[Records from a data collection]

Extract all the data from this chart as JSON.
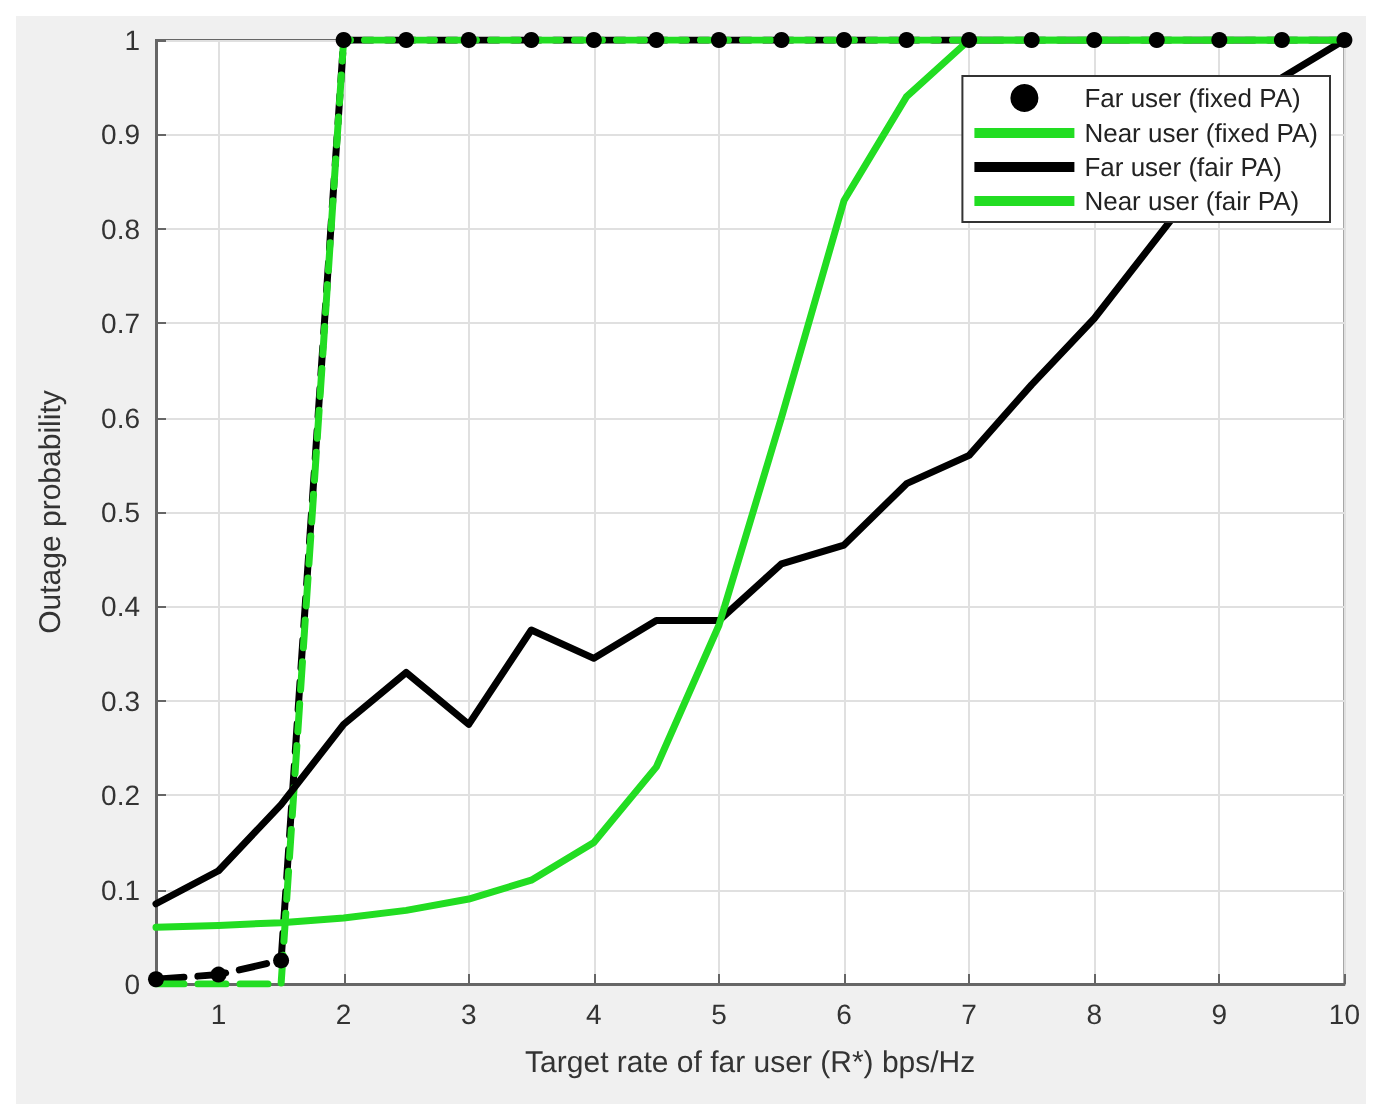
{
  "chart_data": {
    "type": "line",
    "xlabel": "Target rate of far user (R*) bps/Hz",
    "ylabel": "Outage probability",
    "x": [
      0.5,
      1,
      1.5,
      2,
      2.5,
      3,
      3.5,
      4,
      4.5,
      5,
      5.5,
      6,
      6.5,
      7,
      7.5,
      8,
      8.5,
      9,
      9.5,
      10
    ],
    "xlim": [
      0.5,
      10
    ],
    "xticks": [
      1,
      2,
      3,
      4,
      5,
      6,
      7,
      8,
      9,
      10
    ],
    "ylim": [
      0,
      1
    ],
    "yticks": [
      0,
      0.1,
      0.2,
      0.3,
      0.4,
      0.5,
      0.6,
      0.7,
      0.8,
      0.9,
      1
    ],
    "grid": true,
    "legend": "top right",
    "series": [
      {
        "name": "Far user (fixed PA)",
        "color": "#000000",
        "line_style": "dashed",
        "marker": "circle",
        "values": [
          0.005,
          0.01,
          0.025,
          1,
          1,
          1,
          1,
          1,
          1,
          1,
          1,
          1,
          1,
          1,
          1,
          1,
          1,
          1,
          1,
          1
        ]
      },
      {
        "name": "Near user (fixed PA)",
        "color": "#22dd22",
        "line_style": "dashed",
        "marker": "none",
        "values": [
          0,
          0,
          0,
          1,
          1,
          1,
          1,
          1,
          1,
          1,
          1,
          1,
          1,
          1,
          1,
          1,
          1,
          1,
          1,
          1
        ]
      },
      {
        "name": "Far user (fair PA)",
        "color": "#000000",
        "line_style": "solid",
        "marker": "none",
        "values": [
          0.085,
          0.12,
          0.19,
          0.275,
          0.33,
          0.275,
          0.375,
          0.345,
          0.385,
          0.385,
          0.445,
          0.465,
          0.53,
          0.56,
          0.635,
          0.705,
          null,
          null,
          0.96,
          1
        ]
      },
      {
        "name": "Near user (fair PA)",
        "color": "#22dd22",
        "line_style": "solid",
        "marker": "none",
        "values": [
          0.06,
          0.062,
          0.065,
          0.07,
          0.078,
          0.09,
          0.11,
          0.15,
          0.23,
          0.38,
          0.6,
          0.83,
          0.94,
          1,
          1,
          1,
          1,
          1,
          1,
          1
        ]
      }
    ]
  }
}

#### Work to be completed
Provide only the count of lines in the material above that hold the word "Near".

#### Response to this exercise
2